You have got to stop being so weak. You need to stand your ground. I’m tired of telling everyone this over and over. The fear that you have of telling your customer/boss, “No,” needs to be squished forever. Stop giving me excuses on why the heck you can’t tell them no. There are a lot of reasons to be scared to say that little word, but there are a lot more reasons you need to make sure that you use it.
More often than not this ability to say “No” is more important when it comes to estimations or feature priorities. When was the last time you were asked to lower and estimate or build a feature when the current structure really should be refactored first? Never mind, don’t answer that. You are probably to afraid of losing your job if you tell me any way. I’ll just assume it has happened within recent memory.
What did you want to say? What did you say? Did it end up better or worse? I’m guessing that ultimately it didn’t end up making your product better if you went ahead and changed your “no” into “yes.” Let me guess that the conversation went something like this:
You: That is going to take at least 8 story points.
Manager: That just isn’t going to work. I think you can do it faster than that. How about 4 story points?
You: This is a little complicated and we’ve got x and y that really need to get fixed with this…
Manager: Your a really bright guy and I think you can figure out how to get it done in 4.

**DATASET RECORDS:**
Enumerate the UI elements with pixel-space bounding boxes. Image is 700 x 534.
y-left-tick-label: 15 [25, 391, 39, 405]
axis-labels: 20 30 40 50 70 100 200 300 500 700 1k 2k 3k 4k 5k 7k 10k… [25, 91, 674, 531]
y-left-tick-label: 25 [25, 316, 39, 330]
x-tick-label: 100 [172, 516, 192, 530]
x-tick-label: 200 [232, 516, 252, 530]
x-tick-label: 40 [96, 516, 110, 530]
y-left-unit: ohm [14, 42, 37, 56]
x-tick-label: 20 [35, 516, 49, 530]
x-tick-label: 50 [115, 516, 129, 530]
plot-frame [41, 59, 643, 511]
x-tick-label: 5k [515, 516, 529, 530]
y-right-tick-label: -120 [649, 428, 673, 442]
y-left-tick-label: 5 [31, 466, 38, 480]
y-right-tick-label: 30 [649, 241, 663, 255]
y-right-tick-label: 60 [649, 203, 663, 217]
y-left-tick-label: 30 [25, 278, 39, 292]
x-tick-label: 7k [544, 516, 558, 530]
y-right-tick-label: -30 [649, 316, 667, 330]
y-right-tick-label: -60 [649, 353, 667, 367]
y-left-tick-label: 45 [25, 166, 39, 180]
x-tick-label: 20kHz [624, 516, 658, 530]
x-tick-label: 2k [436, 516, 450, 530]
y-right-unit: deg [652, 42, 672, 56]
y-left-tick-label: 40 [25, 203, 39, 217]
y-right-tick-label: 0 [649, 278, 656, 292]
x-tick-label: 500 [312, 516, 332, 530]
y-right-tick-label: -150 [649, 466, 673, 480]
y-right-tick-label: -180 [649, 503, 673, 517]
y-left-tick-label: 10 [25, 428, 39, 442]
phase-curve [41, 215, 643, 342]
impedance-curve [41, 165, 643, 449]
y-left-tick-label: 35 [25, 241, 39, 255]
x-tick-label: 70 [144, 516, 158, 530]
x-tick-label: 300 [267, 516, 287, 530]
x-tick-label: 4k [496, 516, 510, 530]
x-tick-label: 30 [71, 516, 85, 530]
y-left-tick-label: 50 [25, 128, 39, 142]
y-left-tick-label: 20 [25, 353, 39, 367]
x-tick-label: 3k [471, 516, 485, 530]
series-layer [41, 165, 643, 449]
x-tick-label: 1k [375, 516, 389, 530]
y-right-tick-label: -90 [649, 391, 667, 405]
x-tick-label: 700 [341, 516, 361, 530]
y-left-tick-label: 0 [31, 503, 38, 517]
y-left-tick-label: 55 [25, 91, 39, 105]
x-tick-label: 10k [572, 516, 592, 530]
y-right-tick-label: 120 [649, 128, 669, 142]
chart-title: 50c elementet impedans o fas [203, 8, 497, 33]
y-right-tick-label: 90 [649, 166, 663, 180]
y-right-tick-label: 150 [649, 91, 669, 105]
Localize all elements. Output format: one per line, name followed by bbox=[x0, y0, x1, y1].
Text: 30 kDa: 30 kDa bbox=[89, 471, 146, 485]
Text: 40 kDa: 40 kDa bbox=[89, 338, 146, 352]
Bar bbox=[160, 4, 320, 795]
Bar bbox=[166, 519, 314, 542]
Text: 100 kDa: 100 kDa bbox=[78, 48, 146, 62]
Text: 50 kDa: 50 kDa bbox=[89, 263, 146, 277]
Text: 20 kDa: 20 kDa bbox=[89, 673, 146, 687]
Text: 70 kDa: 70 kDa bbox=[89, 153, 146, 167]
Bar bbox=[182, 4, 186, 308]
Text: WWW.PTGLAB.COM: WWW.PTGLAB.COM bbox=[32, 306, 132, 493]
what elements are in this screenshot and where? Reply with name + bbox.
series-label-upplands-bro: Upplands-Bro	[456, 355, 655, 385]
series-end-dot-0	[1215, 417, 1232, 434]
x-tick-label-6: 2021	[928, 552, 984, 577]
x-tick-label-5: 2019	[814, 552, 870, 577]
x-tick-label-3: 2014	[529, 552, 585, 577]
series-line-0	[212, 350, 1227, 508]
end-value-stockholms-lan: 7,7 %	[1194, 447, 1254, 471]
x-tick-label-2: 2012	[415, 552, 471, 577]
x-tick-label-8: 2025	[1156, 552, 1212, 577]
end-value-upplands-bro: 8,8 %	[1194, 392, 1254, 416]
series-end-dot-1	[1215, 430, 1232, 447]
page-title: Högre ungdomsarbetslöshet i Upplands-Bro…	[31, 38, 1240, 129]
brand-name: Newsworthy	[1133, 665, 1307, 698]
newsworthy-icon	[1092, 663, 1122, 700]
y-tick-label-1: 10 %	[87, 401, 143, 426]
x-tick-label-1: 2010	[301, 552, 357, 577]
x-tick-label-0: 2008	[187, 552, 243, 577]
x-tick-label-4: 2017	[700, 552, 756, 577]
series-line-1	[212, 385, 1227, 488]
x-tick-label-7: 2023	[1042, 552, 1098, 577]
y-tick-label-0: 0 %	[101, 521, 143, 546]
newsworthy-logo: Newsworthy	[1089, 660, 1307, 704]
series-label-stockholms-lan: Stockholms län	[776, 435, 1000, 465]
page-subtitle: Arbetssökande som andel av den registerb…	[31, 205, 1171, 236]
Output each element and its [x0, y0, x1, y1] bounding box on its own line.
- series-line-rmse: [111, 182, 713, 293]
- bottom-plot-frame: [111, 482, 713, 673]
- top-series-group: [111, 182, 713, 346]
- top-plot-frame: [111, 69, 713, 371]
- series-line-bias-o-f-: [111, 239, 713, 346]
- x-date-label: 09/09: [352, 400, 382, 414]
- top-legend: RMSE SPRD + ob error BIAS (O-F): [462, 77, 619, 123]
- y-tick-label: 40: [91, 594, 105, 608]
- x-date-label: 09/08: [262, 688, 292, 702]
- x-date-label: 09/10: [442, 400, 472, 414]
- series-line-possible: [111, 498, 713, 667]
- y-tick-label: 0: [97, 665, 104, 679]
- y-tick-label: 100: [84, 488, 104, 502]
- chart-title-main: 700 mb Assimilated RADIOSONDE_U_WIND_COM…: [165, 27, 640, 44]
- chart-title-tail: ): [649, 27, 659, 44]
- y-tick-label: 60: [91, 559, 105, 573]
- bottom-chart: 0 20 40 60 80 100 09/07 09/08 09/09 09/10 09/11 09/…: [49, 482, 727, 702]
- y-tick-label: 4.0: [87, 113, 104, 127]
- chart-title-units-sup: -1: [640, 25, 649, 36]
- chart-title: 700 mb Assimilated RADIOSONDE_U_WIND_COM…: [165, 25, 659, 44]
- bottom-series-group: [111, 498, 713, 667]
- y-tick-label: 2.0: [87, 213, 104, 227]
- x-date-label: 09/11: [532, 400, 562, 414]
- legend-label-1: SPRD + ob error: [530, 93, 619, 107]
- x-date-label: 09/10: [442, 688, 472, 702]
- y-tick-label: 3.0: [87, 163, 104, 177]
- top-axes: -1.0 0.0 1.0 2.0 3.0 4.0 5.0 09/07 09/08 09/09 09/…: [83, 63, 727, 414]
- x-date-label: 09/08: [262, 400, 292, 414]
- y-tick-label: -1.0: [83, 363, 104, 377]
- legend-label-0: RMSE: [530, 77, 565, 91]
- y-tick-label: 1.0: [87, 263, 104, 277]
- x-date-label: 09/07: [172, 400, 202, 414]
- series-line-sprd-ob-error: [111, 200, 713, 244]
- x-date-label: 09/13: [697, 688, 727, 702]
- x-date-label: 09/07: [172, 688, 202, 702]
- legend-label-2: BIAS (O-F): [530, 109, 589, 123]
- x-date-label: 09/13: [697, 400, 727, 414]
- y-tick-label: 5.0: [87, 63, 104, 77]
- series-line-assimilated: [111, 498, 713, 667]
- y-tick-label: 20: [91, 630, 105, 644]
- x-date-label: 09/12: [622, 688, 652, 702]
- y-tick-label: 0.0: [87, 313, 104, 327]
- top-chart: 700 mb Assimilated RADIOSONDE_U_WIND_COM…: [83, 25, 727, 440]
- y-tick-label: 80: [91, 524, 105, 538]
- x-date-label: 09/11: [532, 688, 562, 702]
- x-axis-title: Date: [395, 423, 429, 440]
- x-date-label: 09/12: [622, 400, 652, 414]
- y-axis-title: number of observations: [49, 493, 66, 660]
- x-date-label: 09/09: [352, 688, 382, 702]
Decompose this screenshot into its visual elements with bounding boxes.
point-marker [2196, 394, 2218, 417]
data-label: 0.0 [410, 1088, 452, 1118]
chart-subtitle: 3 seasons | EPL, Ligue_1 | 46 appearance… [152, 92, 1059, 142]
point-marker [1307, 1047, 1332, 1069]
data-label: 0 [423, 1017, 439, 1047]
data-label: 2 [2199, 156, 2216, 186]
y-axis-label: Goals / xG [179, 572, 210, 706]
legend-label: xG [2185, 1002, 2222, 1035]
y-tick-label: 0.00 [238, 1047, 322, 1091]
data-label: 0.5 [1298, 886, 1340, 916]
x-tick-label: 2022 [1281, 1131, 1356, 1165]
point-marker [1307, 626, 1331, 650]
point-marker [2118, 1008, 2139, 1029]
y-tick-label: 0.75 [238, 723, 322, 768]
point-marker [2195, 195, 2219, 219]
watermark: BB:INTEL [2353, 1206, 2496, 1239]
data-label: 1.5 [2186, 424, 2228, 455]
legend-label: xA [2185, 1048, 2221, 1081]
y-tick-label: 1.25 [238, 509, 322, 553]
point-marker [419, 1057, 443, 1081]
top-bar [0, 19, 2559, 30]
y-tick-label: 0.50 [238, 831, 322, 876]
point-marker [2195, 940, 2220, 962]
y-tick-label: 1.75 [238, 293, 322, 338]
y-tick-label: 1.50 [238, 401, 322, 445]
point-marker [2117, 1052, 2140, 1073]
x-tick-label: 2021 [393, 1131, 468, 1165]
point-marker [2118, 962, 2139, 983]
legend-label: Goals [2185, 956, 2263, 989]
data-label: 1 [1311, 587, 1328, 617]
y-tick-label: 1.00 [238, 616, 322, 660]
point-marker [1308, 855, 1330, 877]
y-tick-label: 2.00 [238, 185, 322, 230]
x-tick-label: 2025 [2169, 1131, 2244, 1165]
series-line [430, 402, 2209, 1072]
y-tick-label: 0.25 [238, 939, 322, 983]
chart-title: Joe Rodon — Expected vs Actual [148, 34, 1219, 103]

**WHAT YOU NEED TO DO:**
Decide whether each statement agrees with the text on saying no. Answer yes or no, and quote the deciding words of the text.
(a) Saying "No" matters most often for estimations or feature priorities.
(b) In the sample conversation, the manager suggests 6 story points.
(c) The first estimate in the sample conversation is at least 8 story points.
Rely only on the text on saying no.

**EXERCISE OUTPUT:**
(a) Yes: "More often than not this ability to say “No” is more important when it comes to estimations or feature priorities."
(b) No: "How about 4 story points?"
(c) Yes: "That is going to take at least 8 story points."